▶ **Source material**:
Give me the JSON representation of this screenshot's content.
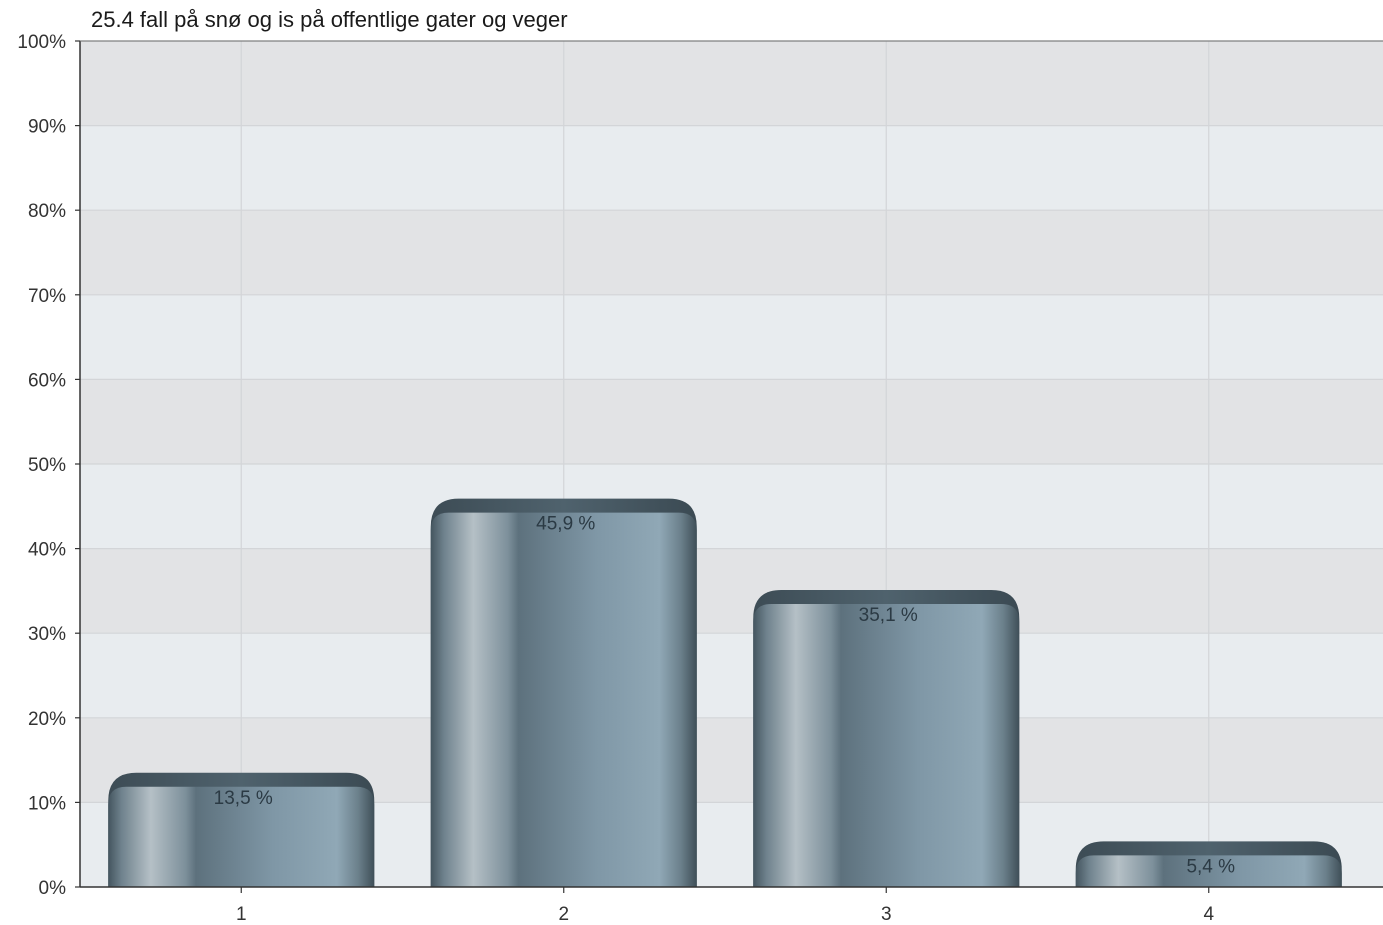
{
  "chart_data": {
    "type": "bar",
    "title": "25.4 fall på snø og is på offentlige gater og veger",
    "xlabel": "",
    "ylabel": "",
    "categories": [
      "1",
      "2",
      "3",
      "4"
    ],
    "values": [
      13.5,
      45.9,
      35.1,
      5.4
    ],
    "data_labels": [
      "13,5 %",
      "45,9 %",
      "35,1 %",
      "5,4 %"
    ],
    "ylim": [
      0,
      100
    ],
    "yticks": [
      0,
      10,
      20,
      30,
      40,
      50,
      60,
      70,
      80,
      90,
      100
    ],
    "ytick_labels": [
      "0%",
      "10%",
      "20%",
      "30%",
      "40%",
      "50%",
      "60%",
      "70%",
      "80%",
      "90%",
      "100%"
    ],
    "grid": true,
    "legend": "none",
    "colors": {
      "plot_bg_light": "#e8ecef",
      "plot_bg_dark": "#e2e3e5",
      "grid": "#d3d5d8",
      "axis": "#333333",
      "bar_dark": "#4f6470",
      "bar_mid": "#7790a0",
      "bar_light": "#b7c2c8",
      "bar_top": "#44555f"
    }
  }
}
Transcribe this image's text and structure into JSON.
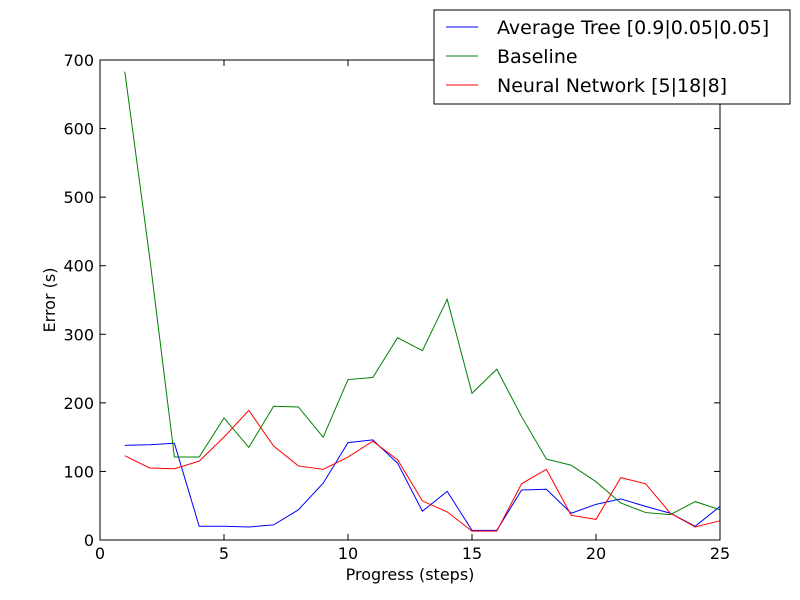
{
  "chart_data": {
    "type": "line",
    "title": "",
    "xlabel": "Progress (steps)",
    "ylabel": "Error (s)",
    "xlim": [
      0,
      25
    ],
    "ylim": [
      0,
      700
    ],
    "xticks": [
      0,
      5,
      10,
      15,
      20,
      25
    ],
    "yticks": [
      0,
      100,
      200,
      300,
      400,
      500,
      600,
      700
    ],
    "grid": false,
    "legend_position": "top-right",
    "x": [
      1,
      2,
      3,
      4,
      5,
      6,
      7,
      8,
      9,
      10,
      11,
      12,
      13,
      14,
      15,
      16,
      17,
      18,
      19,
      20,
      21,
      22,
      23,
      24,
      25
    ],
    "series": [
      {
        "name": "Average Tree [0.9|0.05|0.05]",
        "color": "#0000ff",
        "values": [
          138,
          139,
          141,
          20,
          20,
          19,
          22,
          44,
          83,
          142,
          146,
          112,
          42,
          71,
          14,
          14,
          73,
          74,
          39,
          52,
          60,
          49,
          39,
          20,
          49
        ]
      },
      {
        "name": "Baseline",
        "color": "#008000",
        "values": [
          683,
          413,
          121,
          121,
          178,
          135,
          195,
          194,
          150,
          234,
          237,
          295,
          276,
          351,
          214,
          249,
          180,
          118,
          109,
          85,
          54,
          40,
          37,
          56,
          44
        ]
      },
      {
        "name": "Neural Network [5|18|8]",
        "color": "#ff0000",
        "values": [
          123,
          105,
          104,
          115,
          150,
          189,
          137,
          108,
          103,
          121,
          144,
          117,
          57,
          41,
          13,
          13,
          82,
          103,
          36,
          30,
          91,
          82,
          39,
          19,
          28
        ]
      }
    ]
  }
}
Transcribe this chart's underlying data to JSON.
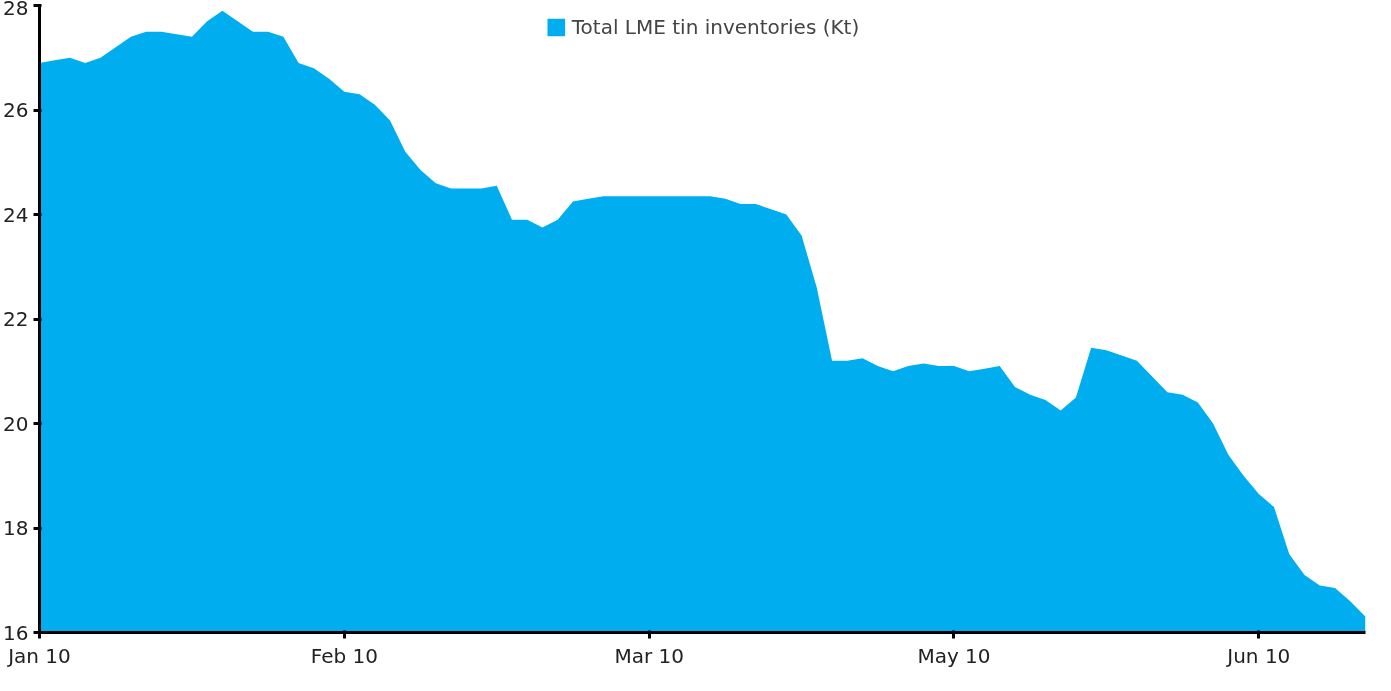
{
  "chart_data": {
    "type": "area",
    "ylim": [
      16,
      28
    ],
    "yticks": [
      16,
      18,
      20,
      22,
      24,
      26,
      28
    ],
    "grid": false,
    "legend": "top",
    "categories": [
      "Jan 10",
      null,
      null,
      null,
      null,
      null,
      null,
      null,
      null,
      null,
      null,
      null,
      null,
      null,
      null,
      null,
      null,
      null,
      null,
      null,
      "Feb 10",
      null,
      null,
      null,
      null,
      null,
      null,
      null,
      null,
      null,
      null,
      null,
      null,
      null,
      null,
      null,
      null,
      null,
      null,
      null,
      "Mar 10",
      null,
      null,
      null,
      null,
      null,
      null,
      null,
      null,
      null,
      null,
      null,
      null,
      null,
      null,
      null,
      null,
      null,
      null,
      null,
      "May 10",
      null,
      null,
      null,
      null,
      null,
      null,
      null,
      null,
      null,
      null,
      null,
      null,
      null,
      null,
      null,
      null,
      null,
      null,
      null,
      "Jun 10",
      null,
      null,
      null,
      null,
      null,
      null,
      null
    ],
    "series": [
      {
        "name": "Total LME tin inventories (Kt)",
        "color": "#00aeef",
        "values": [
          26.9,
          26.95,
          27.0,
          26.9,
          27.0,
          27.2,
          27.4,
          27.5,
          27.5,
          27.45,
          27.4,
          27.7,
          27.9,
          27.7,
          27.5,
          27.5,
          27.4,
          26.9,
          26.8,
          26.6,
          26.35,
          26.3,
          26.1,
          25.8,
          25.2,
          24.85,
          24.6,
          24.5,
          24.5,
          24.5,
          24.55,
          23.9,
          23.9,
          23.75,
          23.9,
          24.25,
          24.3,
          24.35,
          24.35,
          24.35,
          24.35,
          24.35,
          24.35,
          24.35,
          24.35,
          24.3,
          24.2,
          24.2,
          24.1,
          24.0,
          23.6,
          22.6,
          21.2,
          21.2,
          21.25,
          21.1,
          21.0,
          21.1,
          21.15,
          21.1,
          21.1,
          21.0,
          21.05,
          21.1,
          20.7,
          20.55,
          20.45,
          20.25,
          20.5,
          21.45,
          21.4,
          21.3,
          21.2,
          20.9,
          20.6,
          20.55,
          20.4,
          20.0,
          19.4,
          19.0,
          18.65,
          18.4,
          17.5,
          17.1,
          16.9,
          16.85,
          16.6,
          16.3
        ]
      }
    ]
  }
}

▶ **Written instruction**: List each line holding the string "name".

▶ **Task result**:
        "name": "Average Tree [0.9|0.05|0.05]",
        "name": "Baseline",
        "name": "Neural Network [5|18|8]",
        "name": "Total LME tin inventories (Kt)",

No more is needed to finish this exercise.